## Directions
In the copy, include every entry exactly but none of the pictures.

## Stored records
** begin **

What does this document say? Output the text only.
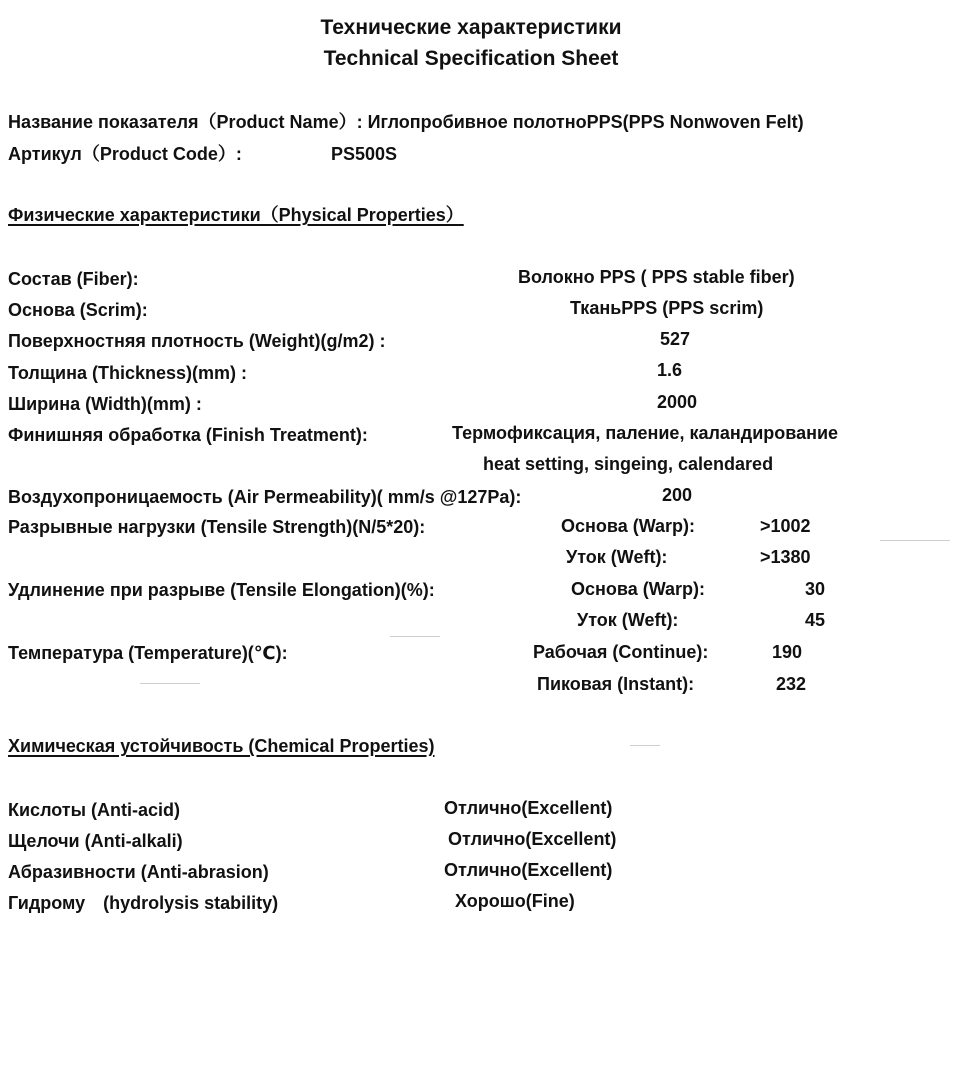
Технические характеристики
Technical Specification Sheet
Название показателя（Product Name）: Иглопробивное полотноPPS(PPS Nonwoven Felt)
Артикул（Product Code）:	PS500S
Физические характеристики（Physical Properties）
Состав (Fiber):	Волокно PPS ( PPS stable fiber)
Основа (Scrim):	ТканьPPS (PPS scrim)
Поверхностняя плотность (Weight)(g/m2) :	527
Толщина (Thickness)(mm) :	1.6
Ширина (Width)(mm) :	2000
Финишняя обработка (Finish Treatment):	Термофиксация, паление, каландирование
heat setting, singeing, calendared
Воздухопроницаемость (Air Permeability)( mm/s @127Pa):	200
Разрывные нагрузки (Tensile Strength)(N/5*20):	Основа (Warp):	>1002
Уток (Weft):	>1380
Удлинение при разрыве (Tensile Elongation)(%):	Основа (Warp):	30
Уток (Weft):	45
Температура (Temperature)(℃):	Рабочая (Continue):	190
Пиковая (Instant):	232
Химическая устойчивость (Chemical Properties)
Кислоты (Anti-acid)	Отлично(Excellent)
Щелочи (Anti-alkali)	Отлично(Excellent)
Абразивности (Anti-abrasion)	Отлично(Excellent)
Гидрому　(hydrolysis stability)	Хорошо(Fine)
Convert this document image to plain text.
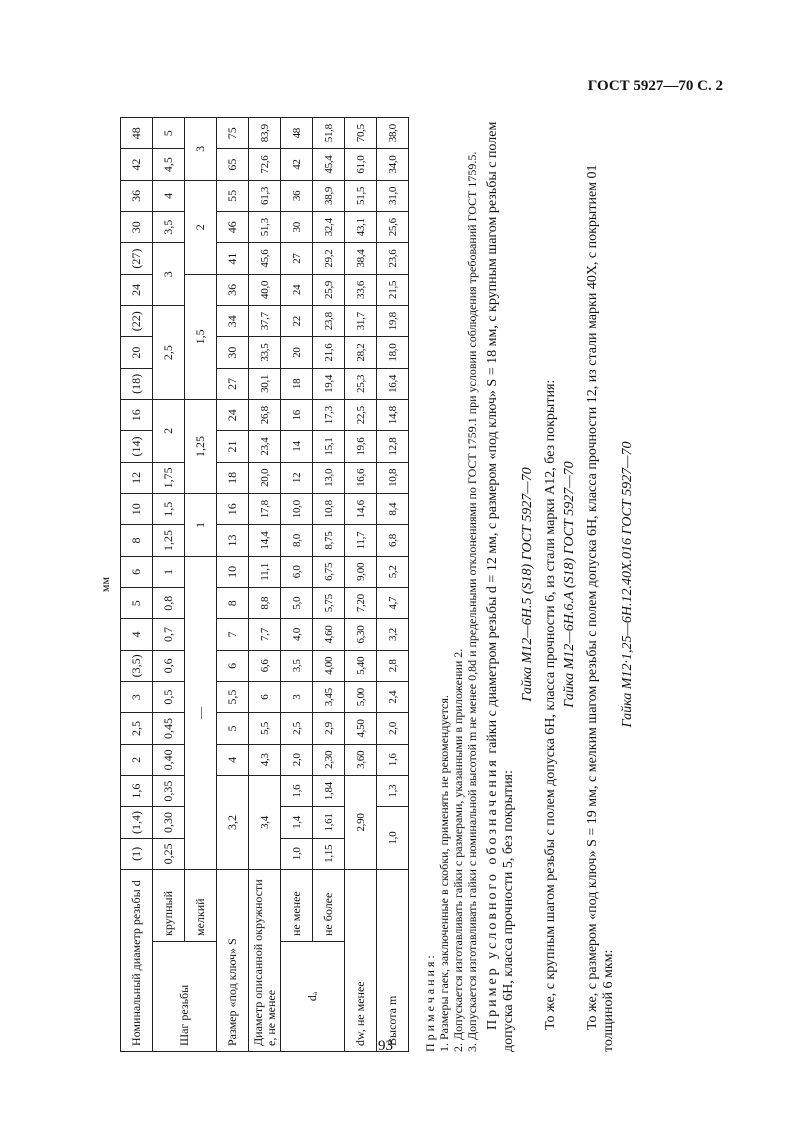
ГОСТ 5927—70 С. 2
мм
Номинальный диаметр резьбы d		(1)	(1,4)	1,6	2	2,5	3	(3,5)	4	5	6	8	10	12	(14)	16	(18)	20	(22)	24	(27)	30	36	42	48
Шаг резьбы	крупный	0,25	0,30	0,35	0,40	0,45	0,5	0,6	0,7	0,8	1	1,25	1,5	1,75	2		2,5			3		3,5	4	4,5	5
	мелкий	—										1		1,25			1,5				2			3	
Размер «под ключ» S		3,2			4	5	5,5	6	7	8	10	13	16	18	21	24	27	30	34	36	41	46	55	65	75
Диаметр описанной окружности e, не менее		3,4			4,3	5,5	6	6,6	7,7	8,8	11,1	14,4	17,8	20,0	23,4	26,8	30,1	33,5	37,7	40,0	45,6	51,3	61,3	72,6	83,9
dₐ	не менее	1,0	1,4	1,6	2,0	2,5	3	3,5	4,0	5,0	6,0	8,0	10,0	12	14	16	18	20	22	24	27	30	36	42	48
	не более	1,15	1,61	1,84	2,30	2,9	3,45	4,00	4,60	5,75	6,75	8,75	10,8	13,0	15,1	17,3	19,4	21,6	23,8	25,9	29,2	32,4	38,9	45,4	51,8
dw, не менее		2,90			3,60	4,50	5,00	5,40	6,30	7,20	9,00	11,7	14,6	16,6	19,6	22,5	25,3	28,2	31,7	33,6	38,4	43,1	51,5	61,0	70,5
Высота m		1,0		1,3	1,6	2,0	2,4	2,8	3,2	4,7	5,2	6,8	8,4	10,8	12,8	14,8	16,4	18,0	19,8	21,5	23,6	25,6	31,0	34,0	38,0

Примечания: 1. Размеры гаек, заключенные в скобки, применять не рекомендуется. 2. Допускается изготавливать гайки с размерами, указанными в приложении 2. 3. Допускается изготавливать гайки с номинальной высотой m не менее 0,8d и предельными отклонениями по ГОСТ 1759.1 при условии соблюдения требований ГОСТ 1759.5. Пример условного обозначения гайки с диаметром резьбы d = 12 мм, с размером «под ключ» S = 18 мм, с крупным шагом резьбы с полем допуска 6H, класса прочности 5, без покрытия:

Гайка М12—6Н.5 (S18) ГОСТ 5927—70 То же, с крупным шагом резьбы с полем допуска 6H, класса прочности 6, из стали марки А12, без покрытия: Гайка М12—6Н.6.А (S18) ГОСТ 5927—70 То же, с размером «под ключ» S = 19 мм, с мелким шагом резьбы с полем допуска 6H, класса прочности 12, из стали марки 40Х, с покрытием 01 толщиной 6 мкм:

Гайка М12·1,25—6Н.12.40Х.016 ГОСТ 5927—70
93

** end **

## Worked solution
What does this document say? Output the text only.
Технические характеристики
Technical Specification Sheet
Название показателя（Product Name）: Иглопробивное полотноPPS(PPS Nonwoven Felt)
Артикул（Product Code）:	PS500S
Физические характеристики（Physical Properties）
Состав (Fiber):	Волокно PPS ( PPS stable fiber)
Основа (Scrim):	ТканьPPS (PPS scrim)
Поверхностняя плотность (Weight)(g/m2) :	527
Толщина (Thickness)(mm) :	1.6
Ширина (Width)(mm) :	2000
Финишняя обработка (Finish Treatment):	Термофиксация, паление, каландирование
heat setting, singeing, calendared
Воздухопроницаемость (Air Permeability)( mm/s @127Pa):	200
Разрывные нагрузки (Tensile Strength)(N/5*20):	Основа (Warp):	>1002
Уток (Weft):	>1380
Удлинение при разрыве (Tensile Elongation)(%):	Основа (Warp):	30
Уток (Weft):	45
Температура (Temperature)(℃):	Рабочая (Continue):	190
Пиковая (Instant):	232
Химическая устойчивость (Chemical Properties)
Кислоты (Anti-acid)	Отлично(Excellent)
Щелочи (Anti-alkali)	Отлично(Excellent)
Абразивности (Anti-abrasion)	Отлично(Excellent)
Гидрому　(hydrolysis stability)	Хорошо(Fine)
Convert this document image to plain text.
ГОСТ 5927—70 С. 2
мм
Номинальный диаметр резьбы d		(1)	(1,4)	1,6	2	2,5	3	(3,5)	4	5	6	8	10	12	(14)	16	(18)	20	(22)	24	(27)	30	36	42	48
Шаг резьбы	крупный	0,25	0,30	0,35	0,40	0,45	0,5	0,6	0,7	0,8	1	1,25	1,5	1,75	2		2,5			3		3,5	4	4,5	5
	мелкий	—										1		1,25			1,5				2			3	
Размер «под ключ» S		3,2			4	5	5,5	6	7	8	10	13	16	18	21	24	27	30	34	36	41	46	55	65	75
Диаметр описанной окружности e, не менее		3,4			4,3	5,5	6	6,6	7,7	8,8	11,1	14,4	17,8	20,0	23,4	26,8	30,1	33,5	37,7	40,0	45,6	51,3	61,3	72,6	83,9
dₐ	не менее	1,0	1,4	1,6	2,0	2,5	3	3,5	4,0	5,0	6,0	8,0	10,0	12	14	16	18	20	22	24	27	30	36	42	48
	не более	1,15	1,61	1,84	2,30	2,9	3,45	4,00	4,60	5,75	6,75	8,75	10,8	13,0	15,1	17,3	19,4	21,6	23,8	25,9	29,2	32,4	38,9	45,4	51,8
dw, не менее		2,90			3,60	4,50	5,00	5,40	6,30	7,20	9,00	11,7	14,6	16,6	19,6	22,5	25,3	28,2	31,7	33,6	38,4	43,1	51,5	61,0	70,5
Высота m		1,0		1,3	1,6	2,0	2,4	2,8	3,2	4,7	5,2	6,8	8,4	10,8	12,8	14,8	16,4	18,0	19,8	21,5	23,6	25,6	31,0	34,0	38,0

Примечания: 1. Размеры гаек, заключенные в скобки, применять не рекомендуется. 2. Допускается изготавливать гайки с размерами, указанными в приложении 2. 3. Допускается изготавливать гайки с номинальной высотой m не менее 0,8d и предельными отклонениями по ГОСТ 1759.1 при условии соблюдения требований ГОСТ 1759.5. Пример условного обозначения гайки с диаметром резьбы d = 12 мм, с размером «под ключ» S = 18 мм, с крупным шагом резьбы с полем допуска 6H, класса прочности 5, без покрытия:

Гайка М12—6Н.5 (S18) ГОСТ 5927—70 То же, с крупным шагом резьбы с полем допуска 6H, класса прочности 6, из стали марки А12, без покрытия: Гайка М12—6Н.6.А (S18) ГОСТ 5927—70 То же, с размером «под ключ» S = 19 мм, с мелким шагом резьбы с полем допуска 6H, класса прочности 12, из стали марки 40Х, с покрытием 01 толщиной 6 мкм:

Гайка М12·1,25—6Н.12.40Х.016 ГОСТ 5927—70
93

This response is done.